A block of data
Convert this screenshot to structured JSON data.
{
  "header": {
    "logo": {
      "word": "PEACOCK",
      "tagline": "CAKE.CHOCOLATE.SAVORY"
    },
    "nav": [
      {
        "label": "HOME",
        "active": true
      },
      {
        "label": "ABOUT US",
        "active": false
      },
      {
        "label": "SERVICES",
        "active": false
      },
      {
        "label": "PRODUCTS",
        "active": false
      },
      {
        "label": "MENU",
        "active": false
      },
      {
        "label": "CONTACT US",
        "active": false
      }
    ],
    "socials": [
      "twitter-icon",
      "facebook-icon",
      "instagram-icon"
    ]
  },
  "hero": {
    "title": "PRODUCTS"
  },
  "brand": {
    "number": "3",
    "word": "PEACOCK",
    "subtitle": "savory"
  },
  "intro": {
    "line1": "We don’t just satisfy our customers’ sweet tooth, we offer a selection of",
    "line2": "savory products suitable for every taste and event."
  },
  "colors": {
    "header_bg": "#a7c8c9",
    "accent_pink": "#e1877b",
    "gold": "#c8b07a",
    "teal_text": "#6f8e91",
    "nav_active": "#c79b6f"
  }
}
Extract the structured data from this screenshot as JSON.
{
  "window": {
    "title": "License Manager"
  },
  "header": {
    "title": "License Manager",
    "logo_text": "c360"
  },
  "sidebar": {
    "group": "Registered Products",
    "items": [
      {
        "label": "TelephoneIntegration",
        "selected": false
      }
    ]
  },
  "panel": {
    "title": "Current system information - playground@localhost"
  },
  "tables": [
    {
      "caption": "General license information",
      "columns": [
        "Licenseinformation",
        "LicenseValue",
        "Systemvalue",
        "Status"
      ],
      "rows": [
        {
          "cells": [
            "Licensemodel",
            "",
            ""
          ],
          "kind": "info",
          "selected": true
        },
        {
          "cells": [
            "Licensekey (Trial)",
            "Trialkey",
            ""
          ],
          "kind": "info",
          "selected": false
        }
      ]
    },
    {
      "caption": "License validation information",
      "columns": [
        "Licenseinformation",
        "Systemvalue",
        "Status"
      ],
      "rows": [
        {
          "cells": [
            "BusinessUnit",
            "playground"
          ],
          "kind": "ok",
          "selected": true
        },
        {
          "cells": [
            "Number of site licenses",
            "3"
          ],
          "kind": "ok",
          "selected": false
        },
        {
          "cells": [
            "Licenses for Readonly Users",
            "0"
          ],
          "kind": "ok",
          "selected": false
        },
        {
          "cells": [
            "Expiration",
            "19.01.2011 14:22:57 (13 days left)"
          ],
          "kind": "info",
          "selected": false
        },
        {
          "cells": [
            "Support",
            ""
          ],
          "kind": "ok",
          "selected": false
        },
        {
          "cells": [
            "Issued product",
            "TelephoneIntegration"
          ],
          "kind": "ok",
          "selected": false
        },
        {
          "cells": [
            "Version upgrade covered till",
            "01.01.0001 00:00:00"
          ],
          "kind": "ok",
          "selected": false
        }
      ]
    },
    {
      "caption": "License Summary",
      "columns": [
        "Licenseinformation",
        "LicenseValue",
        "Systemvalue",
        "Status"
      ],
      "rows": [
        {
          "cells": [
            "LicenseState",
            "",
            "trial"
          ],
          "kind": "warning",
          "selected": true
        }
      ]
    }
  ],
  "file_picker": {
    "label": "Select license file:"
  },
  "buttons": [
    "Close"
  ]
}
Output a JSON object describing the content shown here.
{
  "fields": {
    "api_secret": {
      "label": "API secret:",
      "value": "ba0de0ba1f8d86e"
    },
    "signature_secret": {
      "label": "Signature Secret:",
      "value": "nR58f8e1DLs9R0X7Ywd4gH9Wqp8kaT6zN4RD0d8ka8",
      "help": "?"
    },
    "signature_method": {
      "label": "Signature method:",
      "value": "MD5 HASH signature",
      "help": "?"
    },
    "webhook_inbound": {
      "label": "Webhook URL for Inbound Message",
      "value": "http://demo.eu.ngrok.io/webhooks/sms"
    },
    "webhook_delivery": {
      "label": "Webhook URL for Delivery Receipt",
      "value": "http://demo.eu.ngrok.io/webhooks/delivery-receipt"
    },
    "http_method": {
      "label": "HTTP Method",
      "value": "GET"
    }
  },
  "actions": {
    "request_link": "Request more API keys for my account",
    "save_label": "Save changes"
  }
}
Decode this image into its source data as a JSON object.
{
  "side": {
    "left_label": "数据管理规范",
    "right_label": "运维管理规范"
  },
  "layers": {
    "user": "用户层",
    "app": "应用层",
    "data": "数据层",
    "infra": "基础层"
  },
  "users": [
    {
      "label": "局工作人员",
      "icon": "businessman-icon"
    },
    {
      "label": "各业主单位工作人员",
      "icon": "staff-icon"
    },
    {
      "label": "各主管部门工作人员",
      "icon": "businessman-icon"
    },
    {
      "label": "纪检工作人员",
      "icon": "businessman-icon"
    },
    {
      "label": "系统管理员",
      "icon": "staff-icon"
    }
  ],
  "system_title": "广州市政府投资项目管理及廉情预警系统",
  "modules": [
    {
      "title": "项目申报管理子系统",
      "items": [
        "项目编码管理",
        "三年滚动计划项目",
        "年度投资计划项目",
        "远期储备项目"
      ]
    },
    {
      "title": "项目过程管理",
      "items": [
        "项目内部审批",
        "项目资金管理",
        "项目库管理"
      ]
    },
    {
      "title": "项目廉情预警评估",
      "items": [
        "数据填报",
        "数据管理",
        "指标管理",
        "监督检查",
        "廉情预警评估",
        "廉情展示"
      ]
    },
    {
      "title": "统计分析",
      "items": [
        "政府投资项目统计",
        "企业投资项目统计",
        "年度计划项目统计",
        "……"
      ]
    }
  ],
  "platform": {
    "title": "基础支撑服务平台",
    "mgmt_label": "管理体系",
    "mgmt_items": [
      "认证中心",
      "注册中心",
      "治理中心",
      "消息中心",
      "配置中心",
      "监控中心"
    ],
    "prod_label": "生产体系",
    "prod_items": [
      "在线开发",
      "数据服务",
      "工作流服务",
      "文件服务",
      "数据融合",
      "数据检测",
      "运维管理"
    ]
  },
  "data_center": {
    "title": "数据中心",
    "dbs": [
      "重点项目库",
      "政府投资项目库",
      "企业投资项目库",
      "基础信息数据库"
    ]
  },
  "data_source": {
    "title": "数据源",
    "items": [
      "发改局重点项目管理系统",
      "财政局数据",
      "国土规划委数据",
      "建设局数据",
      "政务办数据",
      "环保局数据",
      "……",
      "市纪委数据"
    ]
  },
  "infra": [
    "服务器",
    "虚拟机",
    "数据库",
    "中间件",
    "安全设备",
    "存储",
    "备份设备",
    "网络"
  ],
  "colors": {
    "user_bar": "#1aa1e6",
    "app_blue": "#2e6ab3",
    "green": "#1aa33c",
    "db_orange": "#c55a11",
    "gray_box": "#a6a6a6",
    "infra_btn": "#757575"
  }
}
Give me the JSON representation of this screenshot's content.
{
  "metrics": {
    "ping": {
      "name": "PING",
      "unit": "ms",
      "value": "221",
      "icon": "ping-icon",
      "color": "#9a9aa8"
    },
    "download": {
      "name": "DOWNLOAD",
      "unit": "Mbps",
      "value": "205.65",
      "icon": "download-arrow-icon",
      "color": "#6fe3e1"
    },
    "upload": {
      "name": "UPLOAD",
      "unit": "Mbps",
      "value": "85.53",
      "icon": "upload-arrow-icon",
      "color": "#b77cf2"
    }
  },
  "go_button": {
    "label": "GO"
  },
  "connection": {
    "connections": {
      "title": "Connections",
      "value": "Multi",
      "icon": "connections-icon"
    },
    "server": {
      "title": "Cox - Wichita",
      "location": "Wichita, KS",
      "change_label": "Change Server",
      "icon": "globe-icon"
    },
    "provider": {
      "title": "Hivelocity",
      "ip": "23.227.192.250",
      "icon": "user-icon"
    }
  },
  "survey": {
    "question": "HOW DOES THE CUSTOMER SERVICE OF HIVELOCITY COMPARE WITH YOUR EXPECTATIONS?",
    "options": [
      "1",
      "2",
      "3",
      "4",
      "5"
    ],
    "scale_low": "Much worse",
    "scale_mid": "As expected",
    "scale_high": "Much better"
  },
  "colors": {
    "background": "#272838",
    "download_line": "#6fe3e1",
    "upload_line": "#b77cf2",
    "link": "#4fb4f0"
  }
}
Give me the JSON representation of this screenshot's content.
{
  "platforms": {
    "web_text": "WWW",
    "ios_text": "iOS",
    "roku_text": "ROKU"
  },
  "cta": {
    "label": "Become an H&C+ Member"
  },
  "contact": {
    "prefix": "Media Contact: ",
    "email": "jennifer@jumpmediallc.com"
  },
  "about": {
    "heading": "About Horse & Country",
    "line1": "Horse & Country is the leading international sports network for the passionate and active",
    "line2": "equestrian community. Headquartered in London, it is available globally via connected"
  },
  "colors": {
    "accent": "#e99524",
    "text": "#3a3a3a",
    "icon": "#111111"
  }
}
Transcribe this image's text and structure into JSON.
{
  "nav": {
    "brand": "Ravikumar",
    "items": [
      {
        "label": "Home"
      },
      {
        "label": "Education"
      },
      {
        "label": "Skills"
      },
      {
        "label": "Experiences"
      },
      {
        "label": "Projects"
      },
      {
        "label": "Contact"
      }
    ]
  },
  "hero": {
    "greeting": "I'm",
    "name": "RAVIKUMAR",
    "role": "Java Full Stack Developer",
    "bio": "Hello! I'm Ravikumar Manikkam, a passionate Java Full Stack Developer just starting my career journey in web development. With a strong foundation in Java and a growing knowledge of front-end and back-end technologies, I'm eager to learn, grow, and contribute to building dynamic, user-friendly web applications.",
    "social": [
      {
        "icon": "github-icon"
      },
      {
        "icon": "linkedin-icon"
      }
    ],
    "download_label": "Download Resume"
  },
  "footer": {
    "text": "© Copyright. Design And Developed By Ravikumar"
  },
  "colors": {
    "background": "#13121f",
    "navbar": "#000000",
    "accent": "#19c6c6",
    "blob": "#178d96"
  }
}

**EXERCISE DETAILS**
Go through the entries above and copy every line containing "JSON".

**EXERCISE RESULT**
Convert this screenshot to structured JSON data.
Extract the structured data from this screenshot as JSON.
Output a JSON object describing the content shown here.
Decode this image into its source data as a JSON object.
Give me the JSON representation of this screenshot's content.
Give me the JSON representation of this screenshot's content.
Transcribe this image's text and structure into JSON.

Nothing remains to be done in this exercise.